-- start of EXTRACTED RECORDS --

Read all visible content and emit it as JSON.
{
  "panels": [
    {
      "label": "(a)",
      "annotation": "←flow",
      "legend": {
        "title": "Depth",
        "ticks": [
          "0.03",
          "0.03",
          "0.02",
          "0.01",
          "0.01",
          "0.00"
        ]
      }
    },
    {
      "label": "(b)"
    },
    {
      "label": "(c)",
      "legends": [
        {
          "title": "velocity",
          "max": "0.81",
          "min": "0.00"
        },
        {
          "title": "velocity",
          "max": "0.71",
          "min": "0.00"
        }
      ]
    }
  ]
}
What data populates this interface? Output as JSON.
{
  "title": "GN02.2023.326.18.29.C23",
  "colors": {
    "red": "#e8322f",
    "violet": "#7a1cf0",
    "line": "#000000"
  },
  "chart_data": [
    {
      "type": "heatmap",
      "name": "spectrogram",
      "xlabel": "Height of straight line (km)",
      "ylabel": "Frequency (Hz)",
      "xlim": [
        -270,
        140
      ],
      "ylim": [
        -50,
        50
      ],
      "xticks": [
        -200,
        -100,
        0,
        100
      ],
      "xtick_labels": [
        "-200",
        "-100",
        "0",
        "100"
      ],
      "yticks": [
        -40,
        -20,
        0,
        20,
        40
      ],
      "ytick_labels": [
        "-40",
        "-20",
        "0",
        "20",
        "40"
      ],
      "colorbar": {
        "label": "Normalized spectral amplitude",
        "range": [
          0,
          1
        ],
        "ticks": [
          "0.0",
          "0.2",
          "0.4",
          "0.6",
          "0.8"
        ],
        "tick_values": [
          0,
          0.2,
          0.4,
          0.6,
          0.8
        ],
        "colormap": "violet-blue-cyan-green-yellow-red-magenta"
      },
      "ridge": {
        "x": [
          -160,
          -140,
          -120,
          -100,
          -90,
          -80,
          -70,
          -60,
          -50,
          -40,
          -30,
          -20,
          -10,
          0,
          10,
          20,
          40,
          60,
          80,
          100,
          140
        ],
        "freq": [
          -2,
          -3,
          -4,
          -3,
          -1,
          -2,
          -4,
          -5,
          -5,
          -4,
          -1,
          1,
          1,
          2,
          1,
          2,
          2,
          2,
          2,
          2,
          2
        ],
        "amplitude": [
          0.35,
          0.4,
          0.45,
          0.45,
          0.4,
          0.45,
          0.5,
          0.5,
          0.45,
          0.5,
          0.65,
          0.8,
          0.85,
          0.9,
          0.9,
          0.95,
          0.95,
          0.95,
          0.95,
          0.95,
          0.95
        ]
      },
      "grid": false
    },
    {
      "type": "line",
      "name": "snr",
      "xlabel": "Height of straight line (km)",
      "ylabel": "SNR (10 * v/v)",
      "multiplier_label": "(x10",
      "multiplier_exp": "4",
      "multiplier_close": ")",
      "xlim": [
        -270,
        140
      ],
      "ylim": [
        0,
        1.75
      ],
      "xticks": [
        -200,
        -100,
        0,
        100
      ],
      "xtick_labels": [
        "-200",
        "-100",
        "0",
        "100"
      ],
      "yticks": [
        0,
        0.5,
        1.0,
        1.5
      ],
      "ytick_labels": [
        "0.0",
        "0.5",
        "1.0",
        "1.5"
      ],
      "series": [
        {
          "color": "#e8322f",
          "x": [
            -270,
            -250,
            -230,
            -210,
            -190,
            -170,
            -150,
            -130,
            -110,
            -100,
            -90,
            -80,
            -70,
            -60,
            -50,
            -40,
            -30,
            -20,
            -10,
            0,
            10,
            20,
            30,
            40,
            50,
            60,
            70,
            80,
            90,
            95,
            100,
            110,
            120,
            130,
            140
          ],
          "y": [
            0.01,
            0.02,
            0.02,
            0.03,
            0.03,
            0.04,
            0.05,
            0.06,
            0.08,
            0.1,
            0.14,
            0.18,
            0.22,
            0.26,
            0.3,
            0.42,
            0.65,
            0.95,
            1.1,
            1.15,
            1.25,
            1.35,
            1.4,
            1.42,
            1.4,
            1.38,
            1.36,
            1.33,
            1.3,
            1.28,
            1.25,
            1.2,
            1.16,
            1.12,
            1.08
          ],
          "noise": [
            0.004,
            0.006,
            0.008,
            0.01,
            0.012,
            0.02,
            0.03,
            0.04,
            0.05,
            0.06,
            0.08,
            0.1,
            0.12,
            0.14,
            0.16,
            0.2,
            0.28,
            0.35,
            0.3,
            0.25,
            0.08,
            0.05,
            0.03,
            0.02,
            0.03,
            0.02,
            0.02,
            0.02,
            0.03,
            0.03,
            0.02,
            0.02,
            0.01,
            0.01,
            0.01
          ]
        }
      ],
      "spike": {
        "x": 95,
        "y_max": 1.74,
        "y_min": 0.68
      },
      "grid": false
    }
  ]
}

-- end of EXTRACTED RECORDS --

_WORK REQUIRED_: In the lines above, locate the string "title". Copy every line where it occurs.

_TASK RESPONSE_:
        "title": "Depth",
          "title": "velocity",
          "title": "velocity",
  "title": "GN02.2023.326.18.29.C23",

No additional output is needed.